— start Extracted records —
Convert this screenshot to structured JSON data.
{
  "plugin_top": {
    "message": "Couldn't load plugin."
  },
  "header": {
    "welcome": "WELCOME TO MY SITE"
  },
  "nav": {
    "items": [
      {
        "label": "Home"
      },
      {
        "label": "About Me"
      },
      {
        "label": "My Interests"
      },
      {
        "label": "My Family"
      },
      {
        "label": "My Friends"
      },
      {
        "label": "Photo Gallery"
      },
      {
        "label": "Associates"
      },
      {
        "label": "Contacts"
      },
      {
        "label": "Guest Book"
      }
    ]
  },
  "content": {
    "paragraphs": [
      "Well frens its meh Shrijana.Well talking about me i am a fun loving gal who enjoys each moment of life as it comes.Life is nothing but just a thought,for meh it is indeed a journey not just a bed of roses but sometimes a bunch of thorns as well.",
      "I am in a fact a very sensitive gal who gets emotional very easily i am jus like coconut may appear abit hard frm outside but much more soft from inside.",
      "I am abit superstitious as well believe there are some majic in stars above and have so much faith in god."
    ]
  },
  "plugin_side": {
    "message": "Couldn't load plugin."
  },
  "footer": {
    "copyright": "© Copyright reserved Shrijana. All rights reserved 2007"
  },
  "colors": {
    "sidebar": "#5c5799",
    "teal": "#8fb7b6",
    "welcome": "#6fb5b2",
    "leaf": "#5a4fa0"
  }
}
— end Extracted records —
# Exercise instructions
Pull out every line of the records above that contains the word "abit".

# Result of this task
      "I am in a fact a very sensitive gal who gets emotional very easily i am jus like coconut may appear abit hard frm outside but much more soft from inside.",
      "I am abit superstitious as well believe there are some majic in stars above and have so much faith in god."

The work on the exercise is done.